# [Consigne]
Recopiez chacune des lignes ci-dessous sans y changer le moindre caractère.

# [Lignes de l'exercice]
· · · ·

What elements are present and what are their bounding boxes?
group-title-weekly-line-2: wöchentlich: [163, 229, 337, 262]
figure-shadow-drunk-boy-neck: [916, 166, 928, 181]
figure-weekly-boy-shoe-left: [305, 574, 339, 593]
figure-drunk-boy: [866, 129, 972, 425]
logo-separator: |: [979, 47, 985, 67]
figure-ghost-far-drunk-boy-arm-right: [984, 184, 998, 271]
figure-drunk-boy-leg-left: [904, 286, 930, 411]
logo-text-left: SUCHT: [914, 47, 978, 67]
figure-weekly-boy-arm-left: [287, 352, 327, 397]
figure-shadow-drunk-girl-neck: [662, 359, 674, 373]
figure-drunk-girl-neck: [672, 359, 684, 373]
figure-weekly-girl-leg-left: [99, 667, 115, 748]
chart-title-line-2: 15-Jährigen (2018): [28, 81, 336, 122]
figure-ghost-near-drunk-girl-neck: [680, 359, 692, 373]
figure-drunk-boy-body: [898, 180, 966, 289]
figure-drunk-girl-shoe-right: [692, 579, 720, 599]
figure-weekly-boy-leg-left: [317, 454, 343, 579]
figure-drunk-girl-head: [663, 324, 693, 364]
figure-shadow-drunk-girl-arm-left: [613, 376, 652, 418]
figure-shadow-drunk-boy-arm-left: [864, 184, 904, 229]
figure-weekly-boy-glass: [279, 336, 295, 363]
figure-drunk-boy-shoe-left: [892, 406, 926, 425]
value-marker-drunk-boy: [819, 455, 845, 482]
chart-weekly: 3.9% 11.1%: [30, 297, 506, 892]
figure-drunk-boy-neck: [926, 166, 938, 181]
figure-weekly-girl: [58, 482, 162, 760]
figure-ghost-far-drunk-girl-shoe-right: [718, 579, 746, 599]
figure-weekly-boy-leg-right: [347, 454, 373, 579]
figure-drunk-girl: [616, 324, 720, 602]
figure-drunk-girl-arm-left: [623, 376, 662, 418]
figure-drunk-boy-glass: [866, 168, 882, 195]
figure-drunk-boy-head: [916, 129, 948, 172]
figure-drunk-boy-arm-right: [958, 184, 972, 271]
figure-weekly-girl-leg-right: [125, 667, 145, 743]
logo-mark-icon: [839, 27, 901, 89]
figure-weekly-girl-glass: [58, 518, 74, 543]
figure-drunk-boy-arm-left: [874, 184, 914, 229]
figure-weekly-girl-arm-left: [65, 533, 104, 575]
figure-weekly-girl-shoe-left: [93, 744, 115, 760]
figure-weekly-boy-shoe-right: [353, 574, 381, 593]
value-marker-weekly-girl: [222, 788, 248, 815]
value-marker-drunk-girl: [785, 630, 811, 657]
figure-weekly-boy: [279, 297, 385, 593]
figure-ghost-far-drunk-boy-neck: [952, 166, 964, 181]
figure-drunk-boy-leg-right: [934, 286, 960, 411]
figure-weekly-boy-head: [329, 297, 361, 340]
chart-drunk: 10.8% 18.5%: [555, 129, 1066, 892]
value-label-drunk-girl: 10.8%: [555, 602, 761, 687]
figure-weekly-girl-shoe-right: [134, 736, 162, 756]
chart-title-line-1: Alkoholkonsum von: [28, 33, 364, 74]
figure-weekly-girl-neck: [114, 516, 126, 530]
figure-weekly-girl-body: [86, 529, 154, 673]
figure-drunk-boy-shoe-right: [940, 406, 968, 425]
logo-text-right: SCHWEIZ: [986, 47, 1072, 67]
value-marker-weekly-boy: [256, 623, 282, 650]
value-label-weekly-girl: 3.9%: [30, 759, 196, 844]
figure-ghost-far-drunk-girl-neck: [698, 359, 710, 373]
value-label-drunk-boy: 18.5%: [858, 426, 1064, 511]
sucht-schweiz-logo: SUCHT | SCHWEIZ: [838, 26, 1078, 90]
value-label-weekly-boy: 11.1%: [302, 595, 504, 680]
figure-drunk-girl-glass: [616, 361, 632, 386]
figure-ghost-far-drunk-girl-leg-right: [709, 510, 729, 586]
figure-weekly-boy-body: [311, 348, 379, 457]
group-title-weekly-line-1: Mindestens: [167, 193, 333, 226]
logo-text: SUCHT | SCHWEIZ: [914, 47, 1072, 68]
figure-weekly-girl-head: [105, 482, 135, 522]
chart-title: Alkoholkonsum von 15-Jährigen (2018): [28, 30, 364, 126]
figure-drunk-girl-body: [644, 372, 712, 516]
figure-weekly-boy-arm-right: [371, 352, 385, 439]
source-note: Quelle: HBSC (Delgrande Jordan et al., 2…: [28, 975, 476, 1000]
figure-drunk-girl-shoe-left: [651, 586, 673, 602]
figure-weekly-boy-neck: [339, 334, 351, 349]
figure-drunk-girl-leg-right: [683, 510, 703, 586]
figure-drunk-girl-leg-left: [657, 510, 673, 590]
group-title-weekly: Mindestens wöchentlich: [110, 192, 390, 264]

· · · ·

# [Réponse complète]
What elements are present and what are their bounding boxes?
group-title-weekly-line-2: wöchentlich: [163, 229, 337, 262]
figure-shadow-drunk-boy-neck: [916, 166, 928, 181]
figure-weekly-boy-shoe-left: [305, 574, 339, 593]
figure-drunk-boy: [866, 129, 972, 425]
logo-separator: |: [979, 47, 985, 67]
figure-ghost-far-drunk-boy-arm-right: [984, 184, 998, 271]
figure-drunk-boy-leg-left: [904, 286, 930, 411]
logo-text-left: SUCHT: [914, 47, 978, 67]
figure-weekly-boy-arm-left: [287, 352, 327, 397]
figure-shadow-drunk-girl-neck: [662, 359, 674, 373]
figure-drunk-girl-neck: [672, 359, 684, 373]
figure-weekly-girl-leg-left: [99, 667, 115, 748]
chart-title-line-2: 15-Jährigen (2018): [28, 81, 336, 122]
figure-ghost-near-drunk-girl-neck: [680, 359, 692, 373]
figure-drunk-boy-body: [898, 180, 966, 289]
figure-drunk-girl-shoe-right: [692, 579, 720, 599]
figure-weekly-boy-leg-left: [317, 454, 343, 579]
figure-drunk-girl-head: [663, 324, 693, 364]
figure-shadow-drunk-girl-arm-left: [613, 376, 652, 418]
figure-shadow-drunk-boy-arm-left: [864, 184, 904, 229]
figure-weekly-boy-glass: [279, 336, 295, 363]
figure-drunk-boy-shoe-left: [892, 406, 926, 425]
value-marker-drunk-boy: [819, 455, 845, 482]
chart-weekly: 3.9% 11.1%: [30, 297, 506, 892]
figure-drunk-boy-neck: [926, 166, 938, 181]
figure-weekly-girl: [58, 482, 162, 760]
figure-ghost-far-drunk-girl-shoe-right: [718, 579, 746, 599]
figure-weekly-boy-leg-right: [347, 454, 373, 579]
figure-drunk-girl: [616, 324, 720, 602]
figure-drunk-girl-arm-left: [623, 376, 662, 418]
figure-drunk-boy-glass: [866, 168, 882, 195]
figure-drunk-boy-head: [916, 129, 948, 172]
figure-drunk-boy-arm-right: [958, 184, 972, 271]
figure-weekly-girl-leg-right: [125, 667, 145, 743]
logo-mark-icon: [839, 27, 901, 89]
figure-weekly-girl-glass: [58, 518, 74, 543]
figure-drunk-boy-arm-left: [874, 184, 914, 229]
figure-weekly-girl-arm-left: [65, 533, 104, 575]
figure-weekly-girl-shoe-left: [93, 744, 115, 760]
figure-weekly-boy-shoe-right: [353, 574, 381, 593]
value-marker-weekly-girl: [222, 788, 248, 815]
value-marker-drunk-girl: [785, 630, 811, 657]
figure-weekly-boy: [279, 297, 385, 593]
figure-ghost-far-drunk-boy-neck: [952, 166, 964, 181]
figure-drunk-boy-leg-right: [934, 286, 960, 411]
figure-weekly-boy-head: [329, 297, 361, 340]
chart-drunk: 10.8% 18.5%: [555, 129, 1066, 892]
value-label-drunk-girl: 10.8%: [555, 602, 761, 687]
figure-weekly-girl-shoe-right: [134, 736, 162, 756]
chart-title-line-1: Alkoholkonsum von: [28, 33, 364, 74]
figure-weekly-girl-neck: [114, 516, 126, 530]
figure-weekly-girl-body: [86, 529, 154, 673]
figure-drunk-boy-shoe-right: [940, 406, 968, 425]
logo-text-right: SCHWEIZ: [986, 47, 1072, 67]
value-marker-weekly-boy: [256, 623, 282, 650]
value-label-weekly-girl: 3.9%: [30, 759, 196, 844]
figure-ghost-far-drunk-girl-neck: [698, 359, 710, 373]
value-label-drunk-boy: 18.5%: [858, 426, 1064, 511]
sucht-schweiz-logo: SUCHT | SCHWEIZ: [838, 26, 1078, 90]
value-label-weekly-boy: 11.1%: [302, 595, 504, 680]
figure-drunk-girl-glass: [616, 361, 632, 386]
figure-ghost-far-drunk-girl-leg-right: [709, 510, 729, 586]
figure-weekly-boy-body: [311, 348, 379, 457]
group-title-weekly-line-1: Mindestens: [167, 193, 333, 226]
logo-text: SUCHT | SCHWEIZ: [914, 47, 1072, 68]
figure-weekly-girl-head: [105, 482, 135, 522]
chart-title: Alkoholkonsum von 15-Jährigen (2018): [28, 30, 364, 126]
figure-drunk-girl-body: [644, 372, 712, 516]
figure-weekly-boy-arm-right: [371, 352, 385, 439]
source-note: Quelle: HBSC (Delgrande Jordan et al., 2…: [28, 975, 476, 1000]
figure-drunk-girl-shoe-left: [651, 586, 673, 602]
figure-weekly-boy-neck: [339, 334, 351, 349]
figure-drunk-girl-leg-right: [683, 510, 703, 586]
figure-drunk-girl-leg-left: [657, 510, 673, 590]
group-title-weekly: Mindestens wöchentlich: [110, 192, 390, 264]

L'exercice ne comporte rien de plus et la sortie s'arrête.